## EXERCISE INSTRUCTIONS
Search the material and gather each line with "equipment" in it.

## EXTRACTED MATERIAL
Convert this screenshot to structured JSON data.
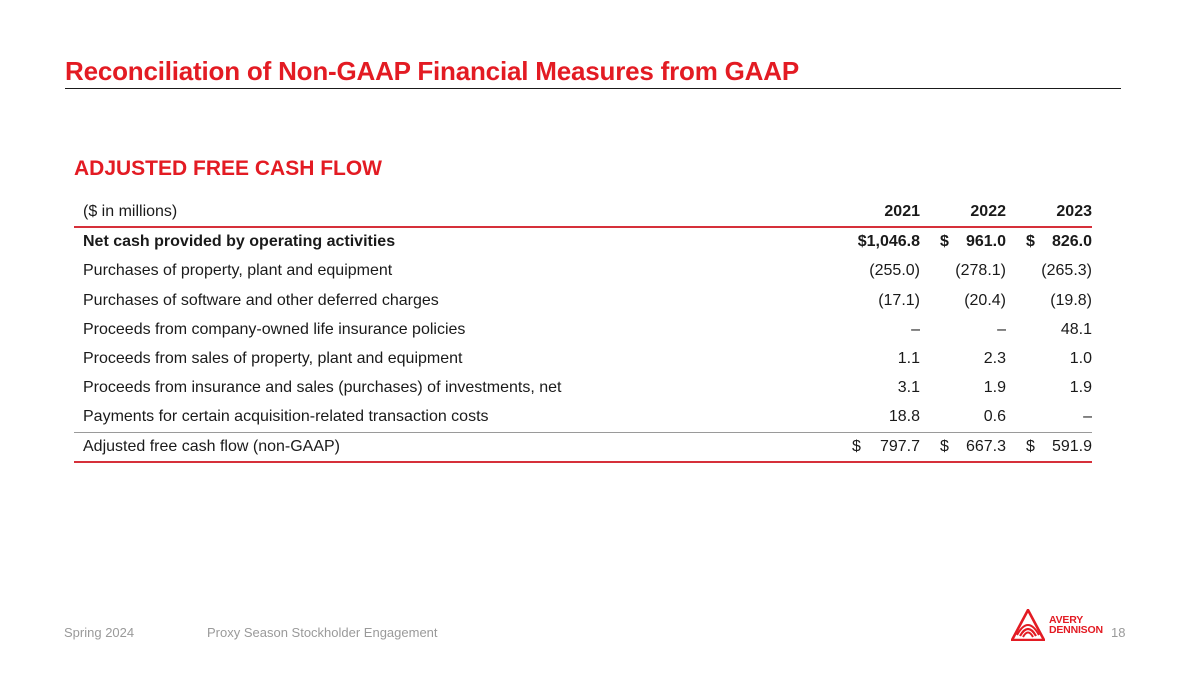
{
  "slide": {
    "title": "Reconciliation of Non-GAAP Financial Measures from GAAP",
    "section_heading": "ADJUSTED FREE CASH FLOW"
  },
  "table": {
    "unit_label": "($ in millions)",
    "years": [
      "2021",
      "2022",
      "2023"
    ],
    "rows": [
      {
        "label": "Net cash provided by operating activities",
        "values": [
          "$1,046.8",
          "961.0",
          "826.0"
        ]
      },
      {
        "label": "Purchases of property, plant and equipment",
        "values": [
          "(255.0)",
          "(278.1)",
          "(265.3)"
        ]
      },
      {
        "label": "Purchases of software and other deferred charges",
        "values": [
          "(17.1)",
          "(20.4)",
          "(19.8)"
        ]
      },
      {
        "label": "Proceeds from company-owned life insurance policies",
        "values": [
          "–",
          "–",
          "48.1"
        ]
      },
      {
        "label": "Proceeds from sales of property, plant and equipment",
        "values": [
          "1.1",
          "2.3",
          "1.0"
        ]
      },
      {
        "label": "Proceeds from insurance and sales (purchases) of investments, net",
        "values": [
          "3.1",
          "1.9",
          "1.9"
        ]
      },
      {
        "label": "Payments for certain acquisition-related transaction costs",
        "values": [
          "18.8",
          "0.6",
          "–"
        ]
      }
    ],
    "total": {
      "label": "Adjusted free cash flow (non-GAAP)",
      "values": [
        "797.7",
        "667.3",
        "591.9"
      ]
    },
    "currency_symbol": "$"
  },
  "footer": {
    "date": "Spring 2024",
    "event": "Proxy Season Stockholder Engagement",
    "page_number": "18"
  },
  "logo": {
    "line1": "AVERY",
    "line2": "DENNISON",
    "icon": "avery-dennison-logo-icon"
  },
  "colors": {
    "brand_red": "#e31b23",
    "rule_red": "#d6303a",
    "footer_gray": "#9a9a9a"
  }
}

## WORKED SOLUTION
        "label": "Purchases of property, plant and equipment",
        "label": "Proceeds from sales of property, plant and equipment",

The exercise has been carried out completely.